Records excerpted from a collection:
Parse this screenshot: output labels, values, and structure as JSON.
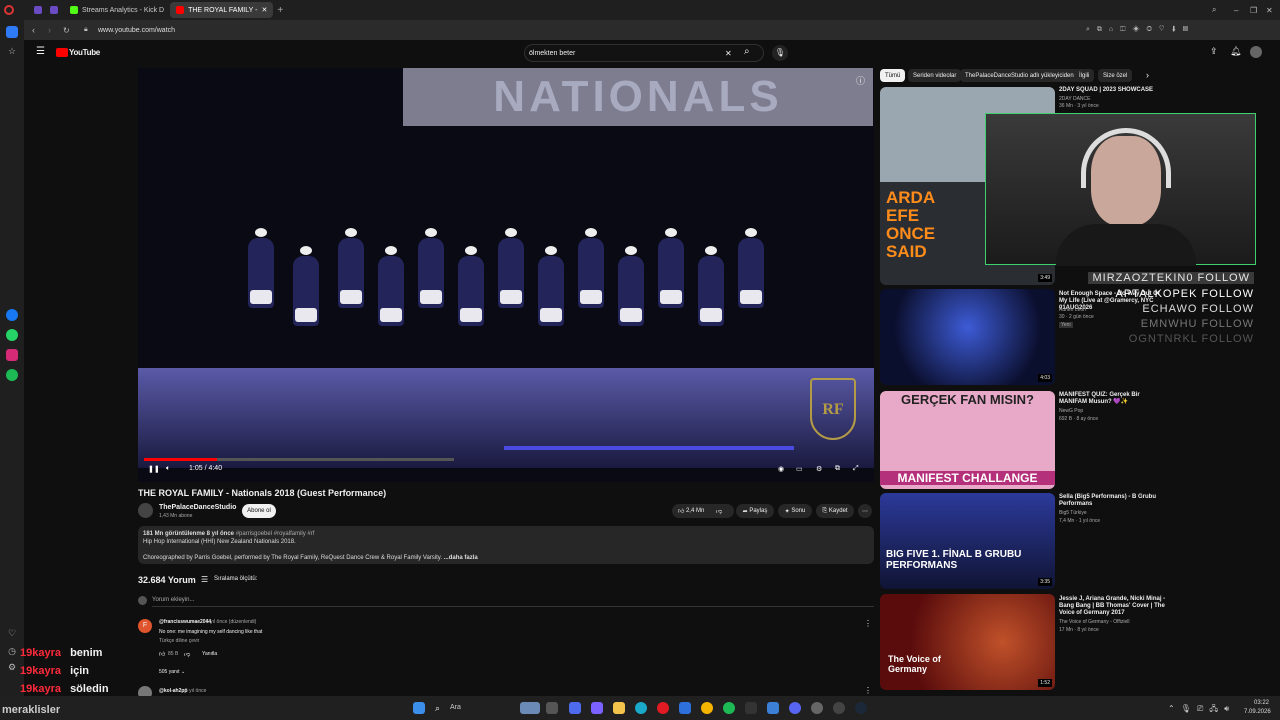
{
  "browser": {
    "tabs": [
      {
        "label": "Streams Analytics - Kick D"
      },
      {
        "label": "THE ROYAL FAMILY -"
      }
    ],
    "url": "www.youtube.com/watch"
  },
  "youtube": {
    "logo": "YouTube",
    "search_value": "ölmekten beter"
  },
  "video": {
    "banner_text": "NATIONALS",
    "time": "1:05 / 4:40",
    "progress": 0.235,
    "title": "THE ROYAL FAMILY - Nationals 2018 (Guest Performance)",
    "watermark": "RF"
  },
  "channel": {
    "name": "ThePalaceDanceStudio",
    "subs": "1,43 Mn abone",
    "subscribe_label": "Abone ol"
  },
  "actions": {
    "likes": "2,4 Mn",
    "share": "Paylaş",
    "remix": "Sonu",
    "save": "Kaydet"
  },
  "description": {
    "meta": "181 Mn görüntülenme  8 yıl önce",
    "tags": "#parrisgoebel #royalfamily #rf",
    "line1": "Hip Hop International (HHI) New Zealand Nationals 2018.",
    "line2": "Choreographed by Parris Goebel, performed by The Royal Family, ReQuest Dance Crew & Royal Family Varsity.",
    "more": "...daha fazla"
  },
  "comments": {
    "count": "32.684 Yorum",
    "sort": "Sıralama ölçütü:",
    "add_placeholder": "Yorum ekleyin...",
    "items": [
      {
        "user": "@francisswumae2044",
        "time": "5 yıl önce (düzenlendi)",
        "text": "No one: me imagining my self dancing like that",
        "translate": "Türkçe diline çevir",
        "likes": "85 B",
        "reply": "Yanıtla",
        "replies": "505 yanıt"
      },
      {
        "user": "@kol-ah2pp",
        "time": "5 yıl önce"
      }
    ]
  },
  "filters": [
    "Tümü",
    "Seriden videolar",
    "ThePalaceDanceStudio adlı yükleyiciden",
    "İlgili",
    "Size özel"
  ],
  "related": [
    {
      "title": "2DAY SQUAD | 2023 SHOWCASE",
      "channel": "2DAY DANCE",
      "meta": "36 Mn · 3 yıl önce",
      "duration": "3:49",
      "thumb_text": "ARDA EFE ONCE SAID"
    },
    {
      "title": "Not Enough Space - No Way Out Of My Life (Live at @Gramercy, NYC 01AUG2026",
      "channel": "Adrien Leon",
      "meta": "30 · 2 gün önce",
      "badge": "Yeni",
      "duration": "4:03"
    },
    {
      "title": "MANIFEST QUIZ: Gerçek Bir MANIFAM Musun? 💜✨",
      "channel": "NewG Pop",
      "meta": "692 B · 8 ay önce",
      "thumb_text": "GERÇEK FAN MISIN?",
      "thumb_text2": "MANIFEST CHALLANGE"
    },
    {
      "title": "Sella (Big5 Performans) - B Grubu Performans",
      "channel": "Big5 Türkiye",
      "meta": "7,4 Mn · 1 yıl önce",
      "duration": "3:35",
      "thumb_text": "BIG FIVE 1. FİNAL B GRUBU PERFORMANS"
    },
    {
      "title": "Jessie J, Ariana Grande, Nicki Minaj - Bang Bang | BB Thomas' Cover | The Voice of Germany 2017",
      "channel": "The Voice of Germany - Offiziell",
      "meta": "17 Mn · 8 yıl önce",
      "duration": "1:52",
      "thumb_text": "The Voice of Germany"
    }
  ],
  "overlay": {
    "follows": [
      "MIRZAOZTEKIN0 FOLLOW",
      "APTALKOPEK FOLLOW",
      "ECHAWO FOLLOW",
      "EMNWHU FOLLOW",
      "OGNTNRKL FOLLOW"
    ],
    "chat": [
      {
        "user": "19kayra",
        "msg": "benim"
      },
      {
        "user": "19kayra",
        "msg": "için"
      },
      {
        "user": "19kayra",
        "msg": "söledin"
      }
    ],
    "footer_name": "meraklisler"
  },
  "taskbar": {
    "search": "Ara",
    "time": "03:22",
    "date": "7.09.2026"
  },
  "colors": {
    "accent": "#ff0000",
    "chat_user": "#ff2a3a",
    "cam_border": "#3fd070"
  }
}
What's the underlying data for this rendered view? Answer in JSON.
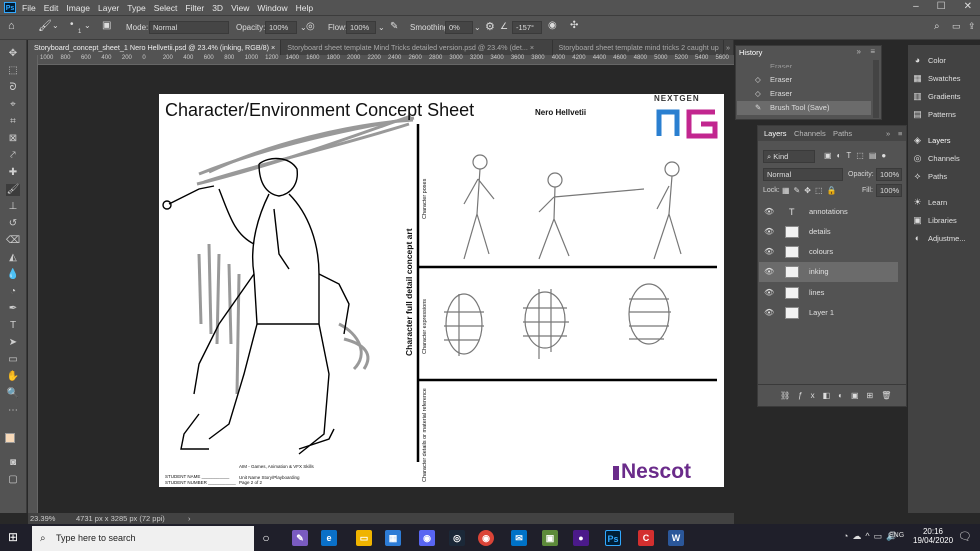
{
  "menu": [
    "File",
    "Edit",
    "Image",
    "Layer",
    "Type",
    "Select",
    "Filter",
    "3D",
    "View",
    "Window",
    "Help"
  ],
  "app_logo": "Ps",
  "options": {
    "brush_size": "1",
    "mode_label": "Mode:",
    "mode_value": "Normal",
    "opacity_label": "Opacity:",
    "opacity_value": "100%",
    "flow_label": "Flow:",
    "flow_value": "100%",
    "smoothing_label": "Smoothing:",
    "smoothing_value": "0%",
    "angle_value": "-157°"
  },
  "tabs": [
    {
      "label": "Storyboard_concept_sheet_1 Nero Hellvetii.psd @ 23.4% (inking, RGB/8)"
    },
    {
      "label": "Storyboard sheet template Mind Tricks detailed version.psd @ 23.4% (det..."
    },
    {
      "label": "Storyboard sheet template mind tricks 2 caught up"
    }
  ],
  "ruler_labels": [
    "1000",
    "800",
    "600",
    "400",
    "200",
    "0",
    "200",
    "400",
    "600",
    "800",
    "1000",
    "1200",
    "1400",
    "1600",
    "1800",
    "2000",
    "2200",
    "2400",
    "2600",
    "2800",
    "3000",
    "3200",
    "3400",
    "3600",
    "3800",
    "4000",
    "4200",
    "4400",
    "4600",
    "4800",
    "5000",
    "5200",
    "5400",
    "5600"
  ],
  "sheet": {
    "title": "Character/Environment Concept Sheet",
    "author": "Nero Hellvetii",
    "logo_top": "NEXTGEN",
    "vertical_label": "Character full detail concept art",
    "row1_label": "Character poses",
    "row2_label": "Character expressions",
    "row3_label": "Character details or material reference",
    "footer_student_name": "STUDENT NAME ___________",
    "footer_student_number": "STUDENT NUMBER ___________",
    "footer_course": "AIM - Games, Animation & VFX Skills",
    "footer_unit": "Unit Name Story/Playboarding",
    "footer_page": "Page 2 of 2",
    "footer_logo": "Nescot"
  },
  "status": {
    "zoom": "23.39%",
    "doc_size": "4731 px x 3285 px (72 ppi)"
  },
  "history": {
    "title": "History",
    "items": [
      "Eraser",
      "Eraser",
      "Brush Tool (Save)"
    ]
  },
  "layers_panel": {
    "tabs": [
      "Layers",
      "Channels",
      "Paths"
    ],
    "kind_label": "Kind",
    "blend_mode": "Normal",
    "opacity_label": "Opacity:",
    "opacity_value": "100%",
    "lock_label": "Lock:",
    "fill_label": "Fill:",
    "fill_value": "100%",
    "layers": [
      {
        "name": "annotations",
        "type": "text"
      },
      {
        "name": "details",
        "type": "pixel"
      },
      {
        "name": "colours",
        "type": "pixel"
      },
      {
        "name": "inking",
        "type": "pixel",
        "selected": true
      },
      {
        "name": "lines",
        "type": "pixel"
      },
      {
        "name": "Layer 1",
        "type": "pixel"
      }
    ]
  },
  "right_dock": [
    "Color",
    "Swatches",
    "Gradients",
    "Patterns",
    "Layers",
    "Channels",
    "Paths",
    "Learn",
    "Libraries",
    "Adjustme..."
  ],
  "taskbar": {
    "search_placeholder": "Type here to search",
    "time": "20:16",
    "date": "19/04/2020",
    "lang": "ENG"
  },
  "colors": {
    "ui_dark": "#535353",
    "canvas_bg": "#282828",
    "taskbar": "#1f1f2a",
    "ps_blue": "#31a8ff",
    "nescot_purple": "#6a2b8a"
  }
}
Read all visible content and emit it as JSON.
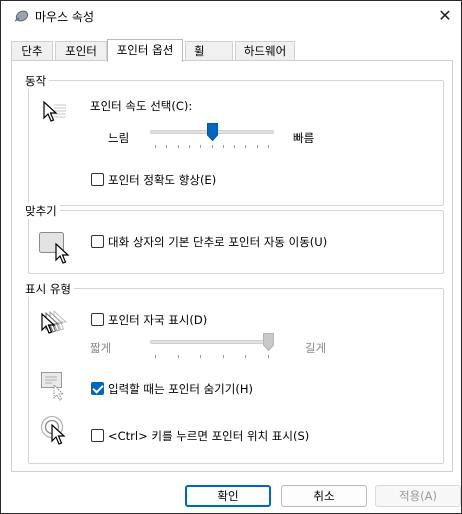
{
  "window": {
    "title": "마우스 속성",
    "close_glyph": "✕"
  },
  "tabs": [
    {
      "label": "단추"
    },
    {
      "label": "포인터"
    },
    {
      "label": "포인터 옵션",
      "active": true
    },
    {
      "label": "휠"
    },
    {
      "label": "하드웨어"
    }
  ],
  "motion": {
    "group_label": "동작",
    "speed_label": "포인터 속도 선택(C):",
    "slow_label": "느림",
    "fast_label": "빠름",
    "speed_value_fraction": 0.5,
    "precision_label": "포인터 정확도 향상(E)",
    "precision_checked": false
  },
  "snap_to": {
    "group_label": "맞추기",
    "label": "대화 상자의 기본 단추로 포인터 자동 이동(U)",
    "checked": false
  },
  "visibility": {
    "group_label": "표시 유형",
    "trails_label": "포인터 자국 표시(D)",
    "trails_checked": false,
    "short_label": "짧게",
    "long_label": "길게",
    "trails_value_fraction": 1.0,
    "hide_typing_label": "입력할 때는 포인터 숨기기(H)",
    "hide_typing_checked": true,
    "ctrl_label": "<Ctrl> 키를 누르면 포인터 위치 표시(S)",
    "ctrl_checked": false
  },
  "buttons": {
    "ok": "확인",
    "cancel": "취소",
    "apply": "적용(A)"
  },
  "colors": {
    "accent": "#0067c0"
  }
}
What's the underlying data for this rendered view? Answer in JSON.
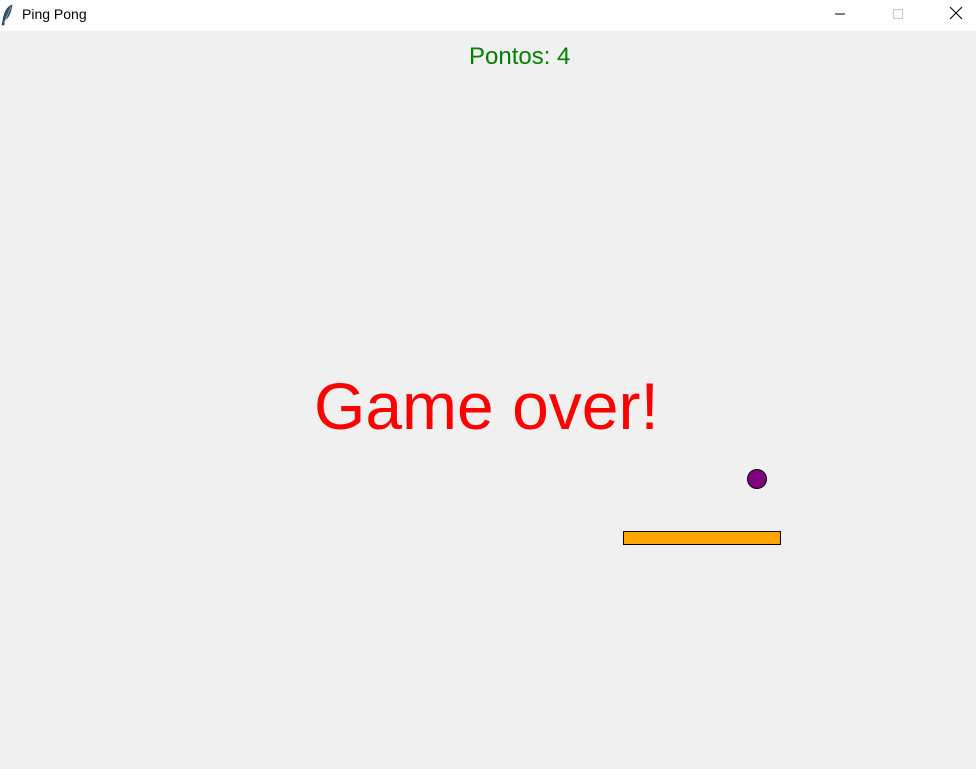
{
  "window": {
    "title": "Ping Pong",
    "app_icon": "feather-icon",
    "controls": {
      "minimize_icon": "minimize-icon",
      "maximize_icon": "maximize-icon",
      "close_icon": "close-icon"
    }
  },
  "game": {
    "score_text": "Pontos: 4",
    "game_over_text": "Game over!",
    "colors": {
      "background": "#f0f0f0",
      "score": "#008000",
      "game_over": "#ff0000",
      "ball": "#800080",
      "paddle": "#ffa500"
    }
  }
}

What is required →
Write out exactly the lines from the one containing "Read all visible content and emit it as JSON." through the last line of the records above, both ends included, and leave out any pictures.

The response →
Read all visible content and emit it as JSON.
{
  "window": {
    "title": "마우스 속성",
    "close_glyph": "✕"
  },
  "tabs": [
    {
      "label": "단추"
    },
    {
      "label": "포인터"
    },
    {
      "label": "포인터 옵션",
      "active": true
    },
    {
      "label": "휠"
    },
    {
      "label": "하드웨어"
    }
  ],
  "motion": {
    "group_label": "동작",
    "speed_label": "포인터 속도 선택(C):",
    "slow_label": "느림",
    "fast_label": "빠름",
    "speed_value_fraction": 0.5,
    "precision_label": "포인터 정확도 향상(E)",
    "precision_checked": false
  },
  "snap_to": {
    "group_label": "맞추기",
    "label": "대화 상자의 기본 단추로 포인터 자동 이동(U)",
    "checked": false
  },
  "visibility": {
    "group_label": "표시 유형",
    "trails_label": "포인터 자국 표시(D)",
    "trails_checked": false,
    "short_label": "짧게",
    "long_label": "길게",
    "trails_value_fraction": 1.0,
    "hide_typing_label": "입력할 때는 포인터 숨기기(H)",
    "hide_typing_checked": true,
    "ctrl_label": "<Ctrl> 키를 누르면 포인터 위치 표시(S)",
    "ctrl_checked": false
  },
  "buttons": {
    "ok": "확인",
    "cancel": "취소",
    "apply": "적용(A)"
  },
  "colors": {
    "accent": "#0067c0"
  }
}
What's the underlying data for this rendered view? Answer in JSON.
{
  "window": {
    "title": "Ping Pong",
    "app_icon": "feather-icon",
    "controls": {
      "minimize_icon": "minimize-icon",
      "maximize_icon": "maximize-icon",
      "close_icon": "close-icon"
    }
  },
  "game": {
    "score_text": "Pontos: 4",
    "game_over_text": "Game over!",
    "colors": {
      "background": "#f0f0f0",
      "score": "#008000",
      "game_over": "#ff0000",
      "ball": "#800080",
      "paddle": "#ffa500"
    }
  }
}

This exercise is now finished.